___ Belge bölümü ___
ALACA AT ‘tan günümüze...
Alaçatı, Çeşme yarımadasının en eski yerleşim birimlerinden birisidir. Piri
Reis’in 16. Yüzyılda yazdığı ünlü denizcilik kitabı Kitab-ı Bahriyede bu bölgede gördüğü alaca atların çokluğundan kendisin bu
yerleşim bölgesine Alaca At ismini verdiğinden bahseder. Bu isim zaman
içerisinde önce Alaçat’a daha sonraları ise Alaçatı’ya dönüşür.
1850
yıllarında güneyi tamamen bataklık ve sazlık olan Alaçatı bu bataklığın
kurutulması ve bazı inşaat işlerinde çalıştırılmak için çok sayıda işçiye
gereksinim duyulur. Yeterli işçinin çevreden sağlanamaması üzerine bu
işlerin çabuk bitirilmesi için adalardan bol miktarda Rum işçi getirilir. Öngörülen çalışmalar bitince bu
kişiler bölgeden ayrılmayıp bağcılıkla uğraşıp yaşamlarını refah içerisinde devam ettirirler. Bu refah seviyesi adalardan
daha fazla kişinin bu bölgeye akın etmesine neden olur. Hızla artan Rum nüfusu
40000 kişiye kadar ulaşır. Türklerin o zamanlar bu bölgedeki toplam nüfusu
sadece 5000 kişidir. İşte yoğun Rum yerleşiminin olduğu dönemlerde Alaçatı’nın
adı da Agrilya olarak değiştirilir. Rumların mübadele ile bu bölgeyi terk
etmesinden sonra buralara Bosna Hersek, Makedonya ile İstanköy’den gelen Türk
göçmenler yerleşir. Yeni gelenler bu bölgenin verimli topraklarında uzun
yıllardan beri yapılan bağcılığı bırakılarak tütün, zeytin ve kavun
yetiştiriciliğine ağırlık verirler.
ALAÇATI
VE TURİZM
Çeşmeye
yedi kilometre uzaklıkta bulunan Alaçatı,
Türkiye’nin en popüler turizm bölgelerinden birisidir. Oldukça sade ve
genellikle beyaz boyalı olan tipik evleri Türk ve Yunan mimarisinin bir
karışımını yansıtır. Bahçesiz olduklarından
direkt olarak sokağa açılan kapıları ,kendilerine özgü ufak cumbaları ve
sadece bu bölgede bulunan taşlardan
yapılmış olan bu taş evler bölge için özgünleşmiştir. Alaçatı’nın Arnavut kaldırımlı sokakları ve artık
kullanılmasa da her yerde karşınıza çıkabilen yel değirmenleriyle karakterize sevimli bir beldedir. Özellikle yaz
akşamları Alaçatı görülmeye değer. Dar
sokakların da dolaşan,alış veriş yapan veya
restoran ve barlarında eğlenen yoğun bir kalabalığa ev sahipliği yapar.
Kışın kendisine özgü yaşantısı sessizliği sevenler için çok dinlendiricidir. Pek
çok butik oteli gelen misafirlerini ağırlamaya her zaman hazır. Kalacak yer
sıkıntısı çekmesiniz.
___
▸ **Verilen görevler**
1) Alaçatı metnine dayanarak şu soruları yanıtlayın.
(a) Piri Reis bu yerleşim bölgesine hangi adı vermiş ve bunun nedeni nedir?
(b) Hızla artan Rum nüfusu en fazla kaç kişiye ulaşmıştır?
(c) Alaçatı, Çeşme'ye kaç kilometre uzaklıktadır?
2) Alaçatı metnindeki "Çeşmeye yedi kilometre uzaklıkta" sözleriyle başlayan paragrafı, temel bilgilerini koruyarak madde listesi hâline getirin.
___ Ham kayıtlar ___
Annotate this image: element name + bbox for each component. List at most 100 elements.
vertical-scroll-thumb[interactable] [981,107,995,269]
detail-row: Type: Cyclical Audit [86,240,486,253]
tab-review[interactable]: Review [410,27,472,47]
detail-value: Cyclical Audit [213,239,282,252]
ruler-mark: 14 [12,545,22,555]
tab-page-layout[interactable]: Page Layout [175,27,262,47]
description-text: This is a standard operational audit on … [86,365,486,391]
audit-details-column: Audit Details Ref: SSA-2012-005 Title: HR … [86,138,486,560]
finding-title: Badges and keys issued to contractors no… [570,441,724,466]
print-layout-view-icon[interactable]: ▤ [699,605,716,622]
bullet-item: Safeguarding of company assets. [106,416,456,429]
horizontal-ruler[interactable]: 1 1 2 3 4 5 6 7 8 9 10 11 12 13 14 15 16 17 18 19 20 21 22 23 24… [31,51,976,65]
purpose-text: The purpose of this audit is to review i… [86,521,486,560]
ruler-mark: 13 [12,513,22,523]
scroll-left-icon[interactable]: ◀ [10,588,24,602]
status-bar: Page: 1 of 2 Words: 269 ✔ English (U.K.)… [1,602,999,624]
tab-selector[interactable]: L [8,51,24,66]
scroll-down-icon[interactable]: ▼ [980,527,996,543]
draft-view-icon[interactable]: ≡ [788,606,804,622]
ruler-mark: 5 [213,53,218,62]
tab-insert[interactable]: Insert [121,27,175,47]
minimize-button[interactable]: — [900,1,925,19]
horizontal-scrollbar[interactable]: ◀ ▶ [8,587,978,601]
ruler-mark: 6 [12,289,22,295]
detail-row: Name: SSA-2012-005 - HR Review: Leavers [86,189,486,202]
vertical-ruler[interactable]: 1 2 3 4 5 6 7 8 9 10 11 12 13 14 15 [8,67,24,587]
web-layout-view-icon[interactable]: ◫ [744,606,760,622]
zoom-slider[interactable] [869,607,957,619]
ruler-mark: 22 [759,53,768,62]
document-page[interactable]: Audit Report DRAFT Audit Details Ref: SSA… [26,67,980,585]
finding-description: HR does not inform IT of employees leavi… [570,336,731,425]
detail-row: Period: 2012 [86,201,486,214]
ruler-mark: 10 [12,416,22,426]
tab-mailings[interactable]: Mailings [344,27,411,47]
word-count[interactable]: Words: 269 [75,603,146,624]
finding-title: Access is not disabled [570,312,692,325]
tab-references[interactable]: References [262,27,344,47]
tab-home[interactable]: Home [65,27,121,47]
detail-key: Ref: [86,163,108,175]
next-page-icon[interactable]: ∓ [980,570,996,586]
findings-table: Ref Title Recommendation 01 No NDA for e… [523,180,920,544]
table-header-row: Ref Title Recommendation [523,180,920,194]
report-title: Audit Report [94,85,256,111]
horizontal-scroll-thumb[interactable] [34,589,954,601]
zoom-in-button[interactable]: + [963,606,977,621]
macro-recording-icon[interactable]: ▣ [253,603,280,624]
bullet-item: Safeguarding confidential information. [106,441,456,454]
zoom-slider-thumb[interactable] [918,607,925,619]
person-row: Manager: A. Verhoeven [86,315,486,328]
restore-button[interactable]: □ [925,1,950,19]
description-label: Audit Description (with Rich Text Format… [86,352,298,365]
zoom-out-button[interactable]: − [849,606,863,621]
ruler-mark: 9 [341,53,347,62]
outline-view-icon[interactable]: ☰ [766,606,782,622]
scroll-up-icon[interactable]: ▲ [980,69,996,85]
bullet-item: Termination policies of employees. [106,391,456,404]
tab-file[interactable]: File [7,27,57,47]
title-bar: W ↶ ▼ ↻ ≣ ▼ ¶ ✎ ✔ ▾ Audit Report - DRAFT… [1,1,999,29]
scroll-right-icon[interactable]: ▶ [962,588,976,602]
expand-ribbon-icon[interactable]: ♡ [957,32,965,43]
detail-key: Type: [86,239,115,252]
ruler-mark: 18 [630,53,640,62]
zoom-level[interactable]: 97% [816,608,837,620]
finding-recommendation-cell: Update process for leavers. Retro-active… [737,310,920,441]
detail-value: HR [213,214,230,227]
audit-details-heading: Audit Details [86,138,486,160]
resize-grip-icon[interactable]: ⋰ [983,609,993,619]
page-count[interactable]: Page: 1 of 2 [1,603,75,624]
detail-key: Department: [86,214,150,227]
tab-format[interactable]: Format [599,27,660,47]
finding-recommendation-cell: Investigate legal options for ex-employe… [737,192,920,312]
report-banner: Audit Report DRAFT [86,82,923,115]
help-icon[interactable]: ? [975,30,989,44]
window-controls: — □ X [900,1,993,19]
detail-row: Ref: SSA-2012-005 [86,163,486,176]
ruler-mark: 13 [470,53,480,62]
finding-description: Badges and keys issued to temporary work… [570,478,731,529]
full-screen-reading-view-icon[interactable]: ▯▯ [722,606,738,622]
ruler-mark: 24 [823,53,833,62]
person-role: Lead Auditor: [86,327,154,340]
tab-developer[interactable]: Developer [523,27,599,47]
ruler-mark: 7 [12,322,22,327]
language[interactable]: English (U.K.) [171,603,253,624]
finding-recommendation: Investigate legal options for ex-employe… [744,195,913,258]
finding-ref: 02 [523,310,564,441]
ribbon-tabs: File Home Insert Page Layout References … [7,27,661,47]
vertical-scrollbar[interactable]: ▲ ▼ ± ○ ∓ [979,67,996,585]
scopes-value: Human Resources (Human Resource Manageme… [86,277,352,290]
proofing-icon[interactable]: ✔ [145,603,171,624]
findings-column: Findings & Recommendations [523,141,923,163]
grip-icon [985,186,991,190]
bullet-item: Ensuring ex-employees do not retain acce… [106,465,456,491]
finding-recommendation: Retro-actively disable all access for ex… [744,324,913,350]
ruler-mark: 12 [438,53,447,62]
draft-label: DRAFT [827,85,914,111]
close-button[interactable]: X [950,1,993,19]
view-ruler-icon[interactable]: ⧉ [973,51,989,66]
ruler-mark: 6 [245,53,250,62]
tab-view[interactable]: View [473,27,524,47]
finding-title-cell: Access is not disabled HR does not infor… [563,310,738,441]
___
▸ **Görev yanıtları**
1)
(a) Piri Reis bölgeye Alaca At adını vermiştir, çünkü orada gördüğü alaca atlar çok sayıdadır.
(b) Rum nüfusu 40000 kişiye kadar ulaşmıştır.
(c) Alaçatı, Çeşme'ye yedi kilometre uzaklıktadır.

2)
- Alaçatı, Çeşme'ye yedi kilometre uzaklıktadır ve Türkiye'nin en popüler turizm bölgelerinden biridir.
- Sade ve genellikle beyaz boyalı tipik evleri, Türk ve Yunan mimarisinin bir karışımını yansıtır.
- Bahçesiz oldukları için kapıları doğrudan sokağa açılır. Kendilerine özgü ufak cumbaları vardır ve yalnızca bu bölgede bulunan taşlardan yapılmışlardır. Bu nedenle bu taş evler bölgeye özgüdür.
- Belde, Arnavut kaldırımlı sokakları ve artık kullanılmayan yel değirmenleriyle tanınır.
- Yaz akşamları dar sokaklarda dolaşan, alışveriş yapan, restoran ve barlarda eğlenen yoğun bir kalabalık bulunur.
- Kışın kendine özgü sessiz yaşantısı, sessizliği sevenler için çok dinlendiricidir.
- Çok sayıda butik oteli, misafirlerini ağırlamaya her zaman hazırdır.